→ GIVEN INSTRUCTION: Identify and pull out each line of the entries in which "baskets" occurs.

______________________________

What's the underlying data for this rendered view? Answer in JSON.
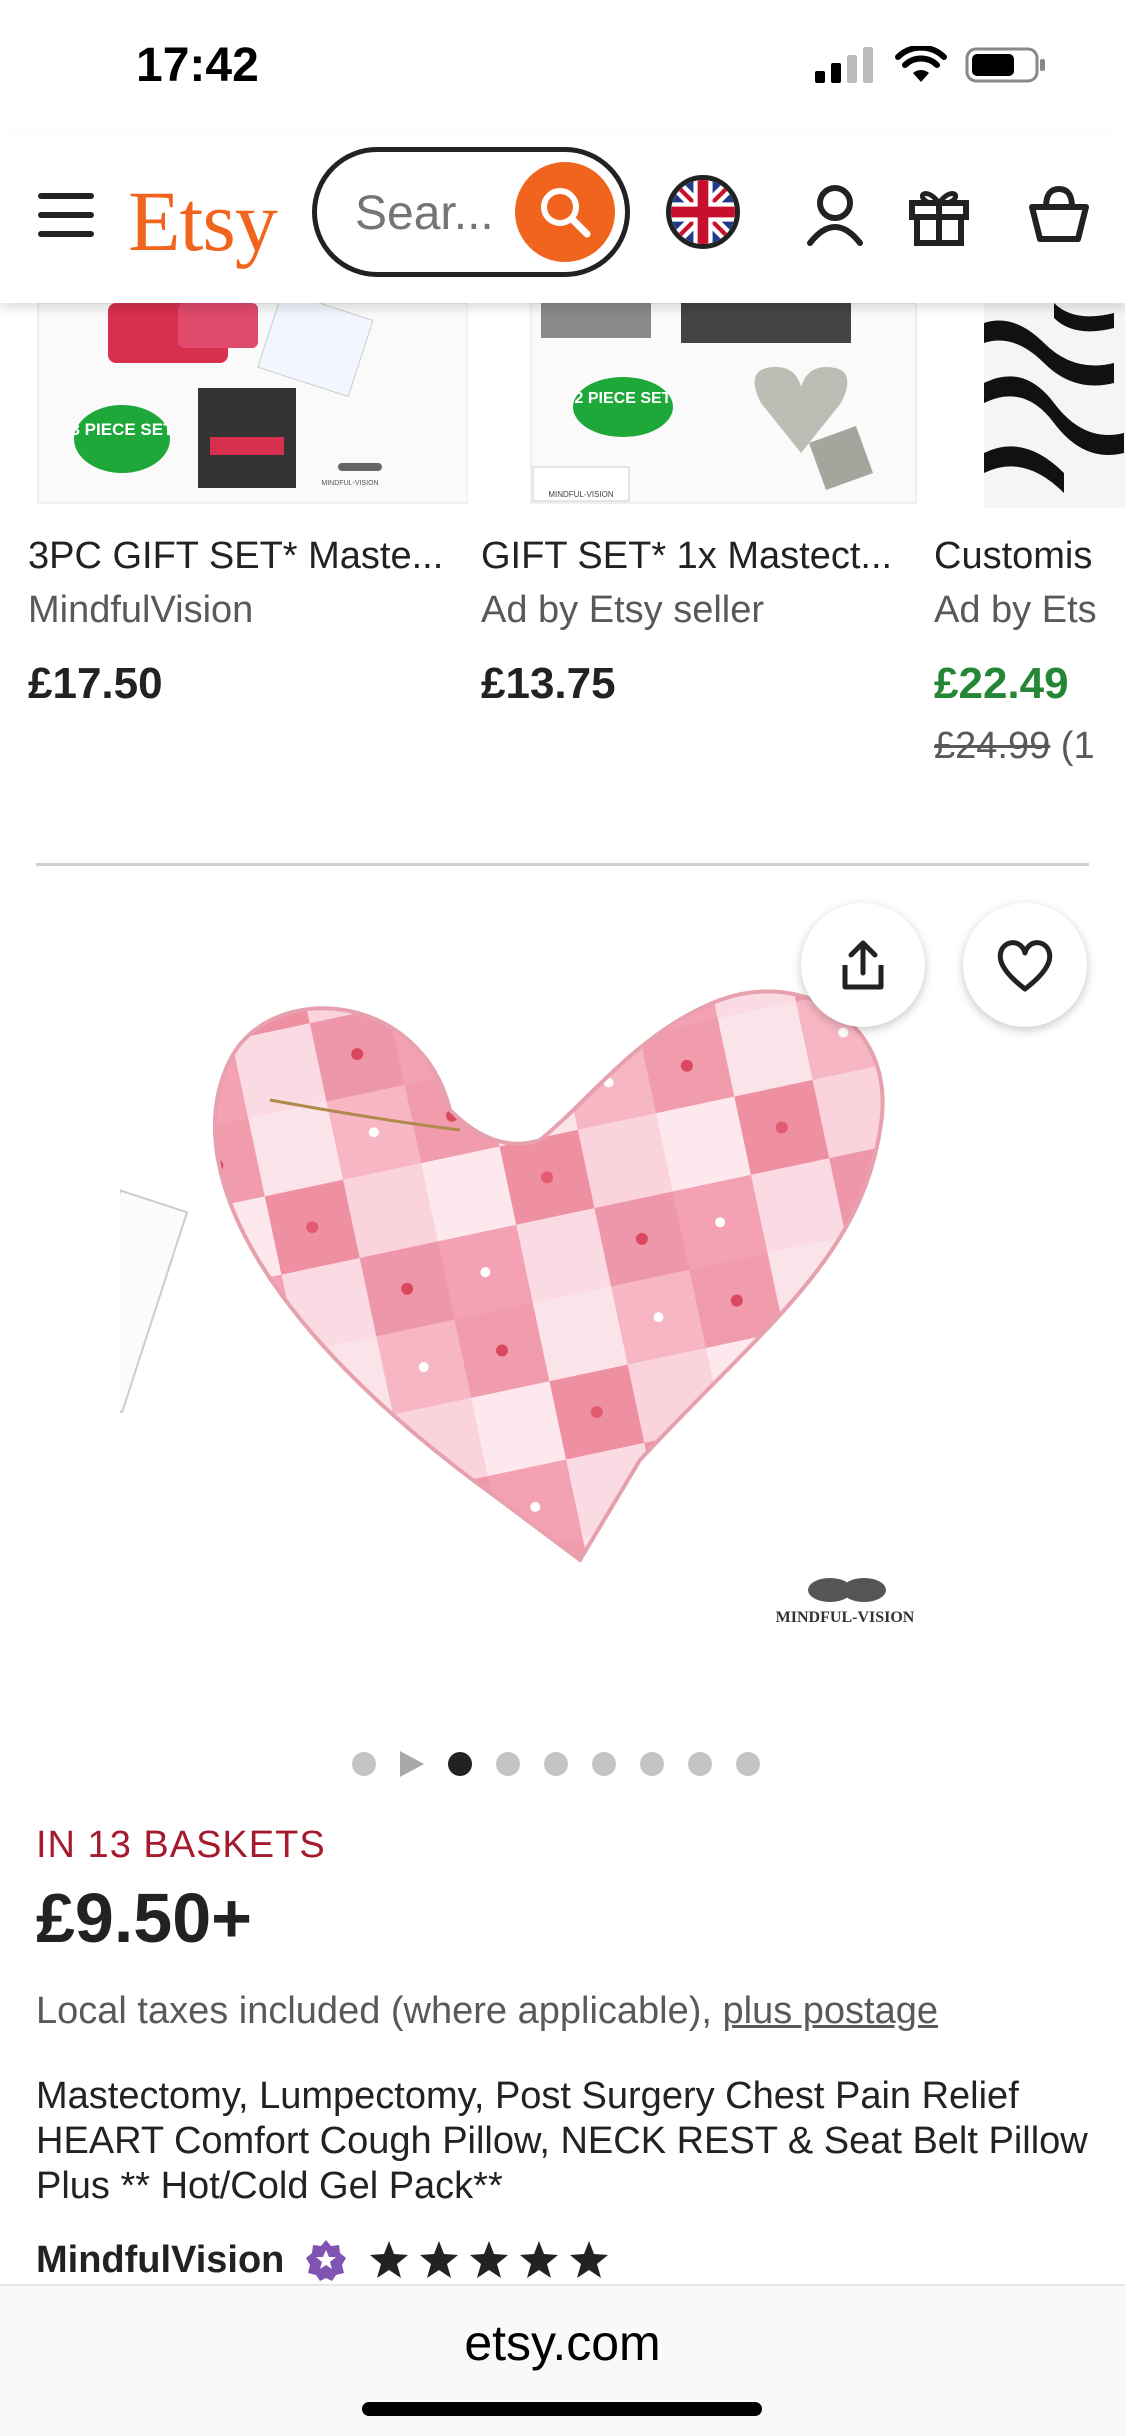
{
  "status_bar": {
    "time": "17:42"
  },
  "header": {
    "logo": "Etsy",
    "search_placeholder": "Sear...",
    "icons": [
      "menu-icon",
      "search-icon",
      "uk-flag-icon",
      "account-icon",
      "gift-icon",
      "basket-icon"
    ]
  },
  "recommendations": [
    {
      "title": "3PC GIFT SET* Maste...",
      "shop": "MindfulVision",
      "price": "£17.50",
      "badge": "3 PIECE SET",
      "watermark": "MINDFUL-VISION",
      "sale": false
    },
    {
      "title": "GIFT SET* 1x Mastect...",
      "shop": "Ad by Etsy seller",
      "price": "£13.75",
      "badge": "2 PIECE SET",
      "watermark": "MINDFUL-VISION",
      "sale": false
    },
    {
      "title": "Customis",
      "shop": "Ad by Ets",
      "price": "£22.49",
      "original_price": "£24.99",
      "original_suffix": "(1",
      "sale": true
    }
  ],
  "listing": {
    "image_watermark": "MINDFUL-VISION",
    "image_count": 8,
    "active_image_index": 0,
    "baskets": "IN 13 BASKETS",
    "price": "£9.50+",
    "tax_text": "Local taxes included (where applicable),",
    "postage_link": "plus postage",
    "title": "Mastectomy, Lumpectomy, Post Surgery Chest Pain Relief HEART Comfort Cough Pillow, NECK REST & Seat Belt Pillow Plus ** Hot/Cold Gel Pack**",
    "shop_name": "MindfulVision",
    "rating_stars": 5
  },
  "browser": {
    "url": "etsy.com"
  },
  "colors": {
    "brand": "#f1641e",
    "sale": "#258635",
    "baskets": "#a61a2e",
    "star_seller": "#7f54b3"
  }
}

______________________________

→ TASK RESULT:
    "baskets": "IN 13 BASKETS",
    "baskets": "#a61a2e",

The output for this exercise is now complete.